**TASK OBJECTIVE**. For the records that follow, return only the count of lines containing the string "커피믹스".

— BEGIN DATA IN THIS EXERCISE —

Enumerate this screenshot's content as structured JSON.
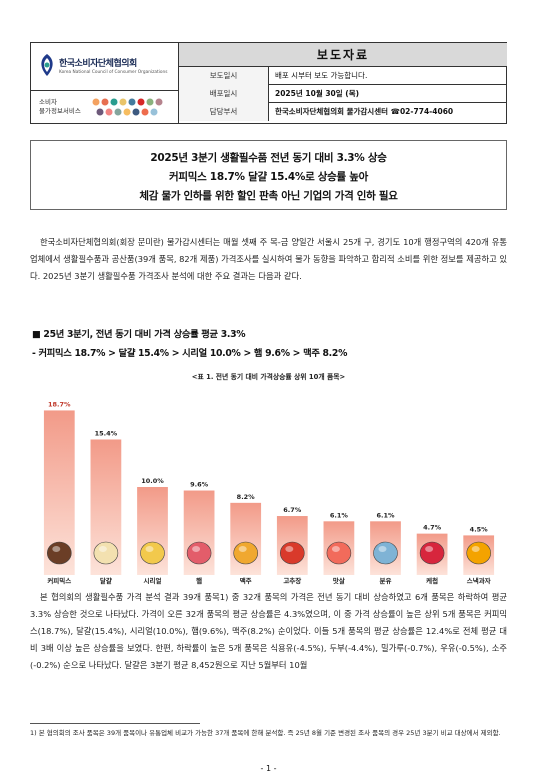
{
  "header": {
    "org_name": "한국소비자단체협의회",
    "org_name_en": "Korea National Council of Consumer Organizations",
    "service_name_1": "소비자",
    "service_name_2": "물가정보서비스",
    "doc_type": "보도자료",
    "rows": [
      {
        "label": "보도일시",
        "value": "배포 시부터 보도 가능합니다.",
        "bold": false
      },
      {
        "label": "배포일시",
        "value": "2025년 10월 30일 (목)",
        "bold": true
      },
      {
        "label": "담당부서",
        "value": "한국소비자단체협의회 물가감시센터 ☎02-774-4060",
        "bold": true
      }
    ]
  },
  "headline": [
    "2025년 3분기 생활필수품 전년 동기 대비 3.3% 상승",
    "커피믹스 18.7% 달걀 15.4%로 상승률 높아",
    "체감 물가 인하를 위한 할인 판촉 아닌 기업의 가격 인하 필요"
  ],
  "intro": "한국소비자단체협의회(회장 문미란) 물가감시센터는 매월 셋째 주 목-금 양일간 서울시 25개 구, 경기도 10개 행정구역의 420개 유통업체에서 생활필수품과 공산품(39개 품목, 82개 제품) 가격조사를 실시하여 물가 동향을 파악하고 합리적 소비를 위한 정보를 제공하고 있다. 2025년 3분기 생활필수품 가격조사 분석에 대한 주요 결과는 다음과 같다.",
  "section": {
    "heading": "■ 25년 3분기, 전년 동기 대비 가격 상승률 평균 3.3%",
    "subheading": "- 커피믹스 18.7% > 달걀 15.4% > 시리얼 10.0% > 햄 9.6% > 맥주 8.2%"
  },
  "figure_caption": "<표 1. 전년 동기 대비 가격상승률 상위 10개 품목>",
  "chart_data": {
    "type": "bar",
    "title": "<표 1. 전년 동기 대비 가격상승률 상위 10개 품목>",
    "categories": [
      "커피믹스",
      "달걀",
      "시리얼",
      "햄",
      "맥주",
      "고추장",
      "맛살",
      "분유",
      "케첩",
      "스낵과자"
    ],
    "values": [
      18.7,
      15.4,
      10.0,
      9.6,
      8.2,
      6.7,
      6.1,
      6.1,
      4.7,
      4.5
    ],
    "value_labels": [
      "18.7%",
      "15.4%",
      "10.0%",
      "9.6%",
      "8.2%",
      "6.7%",
      "6.1%",
      "6.1%",
      "4.7%",
      "4.5%"
    ],
    "ylim": [
      0,
      20
    ],
    "bar_color_top": "#f29a88",
    "bar_color_bottom": "#fde3da",
    "top_label_color": "#c0392b",
    "legend": false,
    "grid": false
  },
  "body": "본 협의회의 생활필수품 가격 분석 결과 39개 품목1) 중 32개 품목의 가격은 전년 동기 대비 상승하였고 6개 품목은 하락하여 평균 3.3% 상승한 것으로 나타났다. 가격이 오른 32개 품목의 평균 상승률은 4.3%였으며, 이 중 가격 상승률이 높은 상위 5개 품목은 커피믹스(18.7%), 달걀(15.4%), 시리얼(10.0%), 햄(9.6%), 맥주(8.2%) 순이었다. 이들 5개 품목의 평균 상승률은 12.4%로 전체 평균 대비 3배 이상 높은 상승률을 보였다. 한편, 하락률이 높은 5개 품목은 식용유(-4.5%), 두부(-4.4%), 밀가루(-0.7%), 우유(-0.5%), 소주(-0.2%) 순으로 나타났다. 달걀은 3분기 평균 8,452원으로 지난 5월부터 10월",
  "footnote": "1) 본 협의회의 조사 품목은 39개 품목이나 유통업체 비교가 가능한 37개 품목에 한해 분석함. 즉 25년 8월 기준 변경된 조사 품목의 경우 25년 3분기 비교 대상에서 제외함.",
  "page_number": "- 1 -"
}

— END DATA IN THIS EXERCISE —

**WRITTEN RESPONSE**. 4